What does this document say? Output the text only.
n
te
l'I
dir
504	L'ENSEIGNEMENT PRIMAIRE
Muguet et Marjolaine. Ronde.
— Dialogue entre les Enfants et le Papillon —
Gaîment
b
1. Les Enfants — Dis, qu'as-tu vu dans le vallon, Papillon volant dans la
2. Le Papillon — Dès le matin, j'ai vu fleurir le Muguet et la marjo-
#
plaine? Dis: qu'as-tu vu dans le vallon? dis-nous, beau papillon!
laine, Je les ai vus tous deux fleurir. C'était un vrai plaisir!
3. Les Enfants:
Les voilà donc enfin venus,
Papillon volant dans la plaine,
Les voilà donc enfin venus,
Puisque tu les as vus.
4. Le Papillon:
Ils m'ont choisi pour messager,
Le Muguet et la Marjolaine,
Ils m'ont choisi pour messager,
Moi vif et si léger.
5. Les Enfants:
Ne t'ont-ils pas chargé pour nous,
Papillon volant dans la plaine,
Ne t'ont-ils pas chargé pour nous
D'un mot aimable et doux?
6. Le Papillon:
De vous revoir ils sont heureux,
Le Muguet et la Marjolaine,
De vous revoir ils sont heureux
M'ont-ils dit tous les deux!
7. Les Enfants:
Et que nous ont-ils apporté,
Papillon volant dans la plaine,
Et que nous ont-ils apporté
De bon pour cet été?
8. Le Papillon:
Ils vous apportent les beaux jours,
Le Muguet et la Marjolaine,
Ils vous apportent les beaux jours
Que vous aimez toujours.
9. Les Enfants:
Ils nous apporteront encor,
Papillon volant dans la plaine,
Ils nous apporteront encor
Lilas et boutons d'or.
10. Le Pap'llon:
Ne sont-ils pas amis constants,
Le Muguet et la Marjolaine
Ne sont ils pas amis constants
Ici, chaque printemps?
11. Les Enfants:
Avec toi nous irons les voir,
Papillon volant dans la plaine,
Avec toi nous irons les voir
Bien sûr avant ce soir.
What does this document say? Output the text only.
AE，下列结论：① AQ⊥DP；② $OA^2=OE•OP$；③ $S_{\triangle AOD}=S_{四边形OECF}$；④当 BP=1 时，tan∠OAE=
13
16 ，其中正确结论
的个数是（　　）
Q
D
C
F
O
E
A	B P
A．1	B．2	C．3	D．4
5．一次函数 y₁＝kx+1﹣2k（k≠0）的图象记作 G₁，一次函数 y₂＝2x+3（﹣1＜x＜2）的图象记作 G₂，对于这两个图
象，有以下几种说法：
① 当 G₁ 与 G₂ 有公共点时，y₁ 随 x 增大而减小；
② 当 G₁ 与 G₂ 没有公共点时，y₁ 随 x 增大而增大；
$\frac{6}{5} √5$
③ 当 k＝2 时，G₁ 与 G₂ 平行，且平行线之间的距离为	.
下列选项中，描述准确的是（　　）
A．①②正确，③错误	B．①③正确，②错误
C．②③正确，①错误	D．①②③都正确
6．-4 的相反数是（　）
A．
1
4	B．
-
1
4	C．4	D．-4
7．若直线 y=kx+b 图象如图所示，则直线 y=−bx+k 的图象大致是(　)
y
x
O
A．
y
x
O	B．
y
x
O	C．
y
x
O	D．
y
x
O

• • • • •

[WORK REQUIRED] Reproduce the material precisely, including every line.

[ANSWER FOR THE TASK]
What does this document say? Output the text only.
n
te
l'I
dir
504	L'ENSEIGNEMENT PRIMAIRE
Muguet et Marjolaine. Ronde.
— Dialogue entre les Enfants et le Papillon —
Gaîment
b
1. Les Enfants — Dis, qu'as-tu vu dans le vallon, Papillon volant dans la
2. Le Papillon — Dès le matin, j'ai vu fleurir le Muguet et la marjo-
#
plaine? Dis: qu'as-tu vu dans le vallon? dis-nous, beau papillon!
laine, Je les ai vus tous deux fleurir. C'était un vrai plaisir!
3. Les Enfants:
Les voilà donc enfin venus,
Papillon volant dans la plaine,
Les voilà donc enfin venus,
Puisque tu les as vus.
4. Le Papillon:
Ils m'ont choisi pour messager,
Le Muguet et la Marjolaine,
Ils m'ont choisi pour messager,
Moi vif et si léger.
5. Les Enfants:
Ne t'ont-ils pas chargé pour nous,
Papillon volant dans la plaine,
Ne t'ont-ils pas chargé pour nous
D'un mot aimable et doux?
6. Le Papillon:
De vous revoir ils sont heureux,
Le Muguet et la Marjolaine,
De vous revoir ils sont heureux
M'ont-ils dit tous les deux!
7. Les Enfants:
Et que nous ont-ils apporté,
Papillon volant dans la plaine,
Et que nous ont-ils apporté
De bon pour cet été?
8. Le Papillon:
Ils vous apportent les beaux jours,
Le Muguet et la Marjolaine,
Ils vous apportent les beaux jours
Que vous aimez toujours.
9. Les Enfants:
Ils nous apporteront encor,
Papillon volant dans la plaine,
Ils nous apporteront encor
Lilas et boutons d'or.
10. Le Pap'llon:
Ne sont-ils pas amis constants,
Le Muguet et la Marjolaine
Ne sont ils pas amis constants
Ici, chaque printemps?
11. Les Enfants:
Avec toi nous irons les voir,
Papillon volant dans la plaine,
Avec toi nous irons les voir
Bien sûr avant ce soir.
What does this document say? Output the text only.
AE，下列结论：① AQ⊥DP；② $OA^2=OE•OP$；③ $S_{\triangle AOD}=S_{四边形OECF}$；④当 BP=1 时，tan∠OAE=
13
16 ，其中正确结论
的个数是（　　）
Q
D
C
F
O
E
A	B P
A．1	B．2	C．3	D．4
5．一次函数 y₁＝kx+1﹣2k（k≠0）的图象记作 G₁，一次函数 y₂＝2x+3（﹣1＜x＜2）的图象记作 G₂，对于这两个图
象，有以下几种说法：
① 当 G₁ 与 G₂ 有公共点时，y₁ 随 x 增大而减小；
② 当 G₁ 与 G₂ 没有公共点时，y₁ 随 x 增大而增大；
$\frac{6}{5} √5$
③ 当 k＝2 时，G₁ 与 G₂ 平行，且平行线之间的距离为	.
下列选项中，描述准确的是（　　）
A．①②正确，③错误	B．①③正确，②错误
C．②③正确，①错误	D．①②③都正确
6．-4 的相反数是（　）
A．
1
4	B．
-
1
4	C．4	D．-4
7．若直线 y=kx+b 图象如图所示，则直线 y=−bx+k 的图象大致是(　)
y
x
O
A．
y
x
O	B．
y
x
O	C．
y
x
O	D．
y
x
O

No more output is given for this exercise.